■ DIRECTIONS FOR THIS TASK ■
Repeat all of the material exactly as given.

■ RECORDS FOR THE TASK ■
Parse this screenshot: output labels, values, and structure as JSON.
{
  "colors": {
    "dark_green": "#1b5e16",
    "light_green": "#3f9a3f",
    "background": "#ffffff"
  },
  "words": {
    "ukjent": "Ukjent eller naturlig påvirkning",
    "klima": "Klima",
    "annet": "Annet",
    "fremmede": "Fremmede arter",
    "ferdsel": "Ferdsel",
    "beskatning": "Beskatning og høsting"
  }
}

■ THE COMPLETED TASK ■
Parse this screenshot: output labels, values, and structure as JSON.
{
  "colors": {
    "dark_green": "#1b5e16",
    "light_green": "#3f9a3f",
    "background": "#ffffff"
  },
  "words": {
    "ukjent": "Ukjent eller naturlig påvirkning",
    "klima": "Klima",
    "annet": "Annet",
    "fremmede": "Fremmede arter",
    "ferdsel": "Ferdsel",
    "beskatning": "Beskatning og høsting"
  }
}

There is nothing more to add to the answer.